PROVIDED TEXT
::::
Even without the JIT restriction, you wouldn’t be able to beat JSC as it’s one of the fastest runtimes out there, pretty much level with V8.
Static Hermes sounds like a different prospect, though, if it’s able to use TS annotations to compile to mostly-static native code. That could be great for genuinely high-performance TS code. (Although you wouldn’t want to immediately shackle it to React Native...)
We've seen the opposite for networking related activities especially when there are 100's of requests that can happen on certain screens. We've tried using Hermes but didn't see any differences other than the app bundle increasing in size.
From what I've seen Kotlin(and Swift prob also) semantics are fare more AOT-compile friendly so they're probably a fair bit ahead (depending on how much you gimp your JS target to mimic Asm.JS/Wasm but most regular JS developers won't write code that way).
Wasm isn’t a great target for JS.
At first, it sounds really promising, like "wow, all the overhead is fixed". Until you get to the bottom and see:
"Currently the only built-ins that we support this for are mostly limited to the math built-ins."
So all those terrible "before" graphs mostly still apply today for most DOM interaction and browser APIs. A few more pieces still aren't done for that to work well. This has some pointers to current state: https://stackoverflow.com/questions/62587845/wasm-dom-access...
"Static Hermes is the the next major version of Hermes, still under active development. It enables optional ahead-of-time native compilation of soundly typed JavaScript, using TypeScript or Flow type annotations."
I find the AI images in this presentation to be quite distracting for some reason.
Hermes is meant to address some of those concerns and this is probably the next step towards improving those metrics.
::::
Reproduce the passage of the comments on Hermes and JavaScript performance from "Static Hermes sounds" up to and including "increasing in size.".

Document structure recognition data
::::
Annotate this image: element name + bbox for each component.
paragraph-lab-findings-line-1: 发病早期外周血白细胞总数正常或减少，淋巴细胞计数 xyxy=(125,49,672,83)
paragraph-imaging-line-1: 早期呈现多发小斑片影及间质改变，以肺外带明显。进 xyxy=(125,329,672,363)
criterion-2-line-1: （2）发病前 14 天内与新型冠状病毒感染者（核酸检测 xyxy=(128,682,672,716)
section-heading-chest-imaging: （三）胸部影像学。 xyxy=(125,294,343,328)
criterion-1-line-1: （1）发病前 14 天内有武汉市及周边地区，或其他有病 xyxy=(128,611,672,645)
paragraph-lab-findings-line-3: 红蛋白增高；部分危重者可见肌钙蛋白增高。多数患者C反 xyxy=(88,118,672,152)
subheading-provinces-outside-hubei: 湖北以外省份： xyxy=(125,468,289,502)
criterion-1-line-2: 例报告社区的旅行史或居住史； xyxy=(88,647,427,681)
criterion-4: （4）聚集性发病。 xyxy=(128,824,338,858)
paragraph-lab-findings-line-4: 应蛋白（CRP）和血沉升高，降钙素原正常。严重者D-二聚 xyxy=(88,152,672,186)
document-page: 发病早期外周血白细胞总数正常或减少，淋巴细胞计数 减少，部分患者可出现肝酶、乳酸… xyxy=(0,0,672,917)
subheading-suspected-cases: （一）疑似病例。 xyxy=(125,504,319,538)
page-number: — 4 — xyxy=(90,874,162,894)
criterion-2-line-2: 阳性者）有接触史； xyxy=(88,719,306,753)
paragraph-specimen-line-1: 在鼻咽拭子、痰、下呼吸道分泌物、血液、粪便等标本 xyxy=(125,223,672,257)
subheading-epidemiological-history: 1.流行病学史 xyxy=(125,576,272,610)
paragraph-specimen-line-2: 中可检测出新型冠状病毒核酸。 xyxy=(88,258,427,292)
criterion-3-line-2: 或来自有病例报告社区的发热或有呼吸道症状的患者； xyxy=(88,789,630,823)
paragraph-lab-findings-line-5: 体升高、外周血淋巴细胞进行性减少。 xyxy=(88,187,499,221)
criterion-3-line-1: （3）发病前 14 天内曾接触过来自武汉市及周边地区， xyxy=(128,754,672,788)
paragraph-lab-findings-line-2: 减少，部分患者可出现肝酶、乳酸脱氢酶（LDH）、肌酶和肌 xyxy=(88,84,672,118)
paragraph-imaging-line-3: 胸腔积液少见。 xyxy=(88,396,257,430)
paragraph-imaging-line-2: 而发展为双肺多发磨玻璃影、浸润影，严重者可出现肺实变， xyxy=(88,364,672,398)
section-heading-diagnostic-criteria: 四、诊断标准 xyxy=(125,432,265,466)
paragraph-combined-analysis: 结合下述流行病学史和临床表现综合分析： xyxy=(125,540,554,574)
::::
RESPONSE BELOW
Static Hermes sounds like a different prospect, though, if it’s able to use TS annotations to compile to mostly-static native code. That could be great for genuinely high-performance TS code. (Although you wouldn’t want to immediately shackle it to React Native...)
We've seen the opposite for networking related activities especially when there are 100's of requests that can happen on certain screens. We've tried using Hermes but didn't see any differences other than the app bundle increasing in size.